━━━ Source data ━━━

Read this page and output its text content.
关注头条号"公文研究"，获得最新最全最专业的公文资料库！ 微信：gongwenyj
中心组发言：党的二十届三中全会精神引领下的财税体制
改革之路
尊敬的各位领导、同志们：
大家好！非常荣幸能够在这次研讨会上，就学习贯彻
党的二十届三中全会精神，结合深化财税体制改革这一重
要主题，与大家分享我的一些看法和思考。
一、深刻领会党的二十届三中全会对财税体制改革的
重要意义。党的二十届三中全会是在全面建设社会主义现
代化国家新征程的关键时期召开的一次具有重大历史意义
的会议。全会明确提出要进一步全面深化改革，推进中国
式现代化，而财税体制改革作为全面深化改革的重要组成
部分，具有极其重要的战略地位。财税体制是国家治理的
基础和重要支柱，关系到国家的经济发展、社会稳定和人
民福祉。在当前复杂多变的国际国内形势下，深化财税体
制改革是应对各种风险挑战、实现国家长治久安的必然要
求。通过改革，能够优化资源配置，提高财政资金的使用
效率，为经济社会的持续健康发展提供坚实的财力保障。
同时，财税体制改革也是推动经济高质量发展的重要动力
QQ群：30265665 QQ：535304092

━━━

Using the data above, return each line exactly as written.

Expected answer>
Read this page and output its text content.
关注头条号"公文研究"，获得最新最全最专业的公文资料库！ 微信：gongwenyj
中心组发言：党的二十届三中全会精神引领下的财税体制
改革之路
尊敬的各位领导、同志们：
大家好！非常荣幸能够在这次研讨会上，就学习贯彻
党的二十届三中全会精神，结合深化财税体制改革这一重
要主题，与大家分享我的一些看法和思考。
一、深刻领会党的二十届三中全会对财税体制改革的
重要意义。党的二十届三中全会是在全面建设社会主义现
代化国家新征程的关键时期召开的一次具有重大历史意义
的会议。全会明确提出要进一步全面深化改革，推进中国
式现代化，而财税体制改革作为全面深化改革的重要组成
部分，具有极其重要的战略地位。财税体制是国家治理的
基础和重要支柱，关系到国家的经济发展、社会稳定和人
民福祉。在当前复杂多变的国际国内形势下，深化财税体
制改革是应对各种风险挑战、实现国家长治久安的必然要
求。通过改革，能够优化资源配置，提高财政资金的使用
效率，为经济社会的持续健康发展提供坚实的财力保障。
同时，财税体制改革也是推动经济高质量发展的重要动力
QQ群：30265665 QQ：535304092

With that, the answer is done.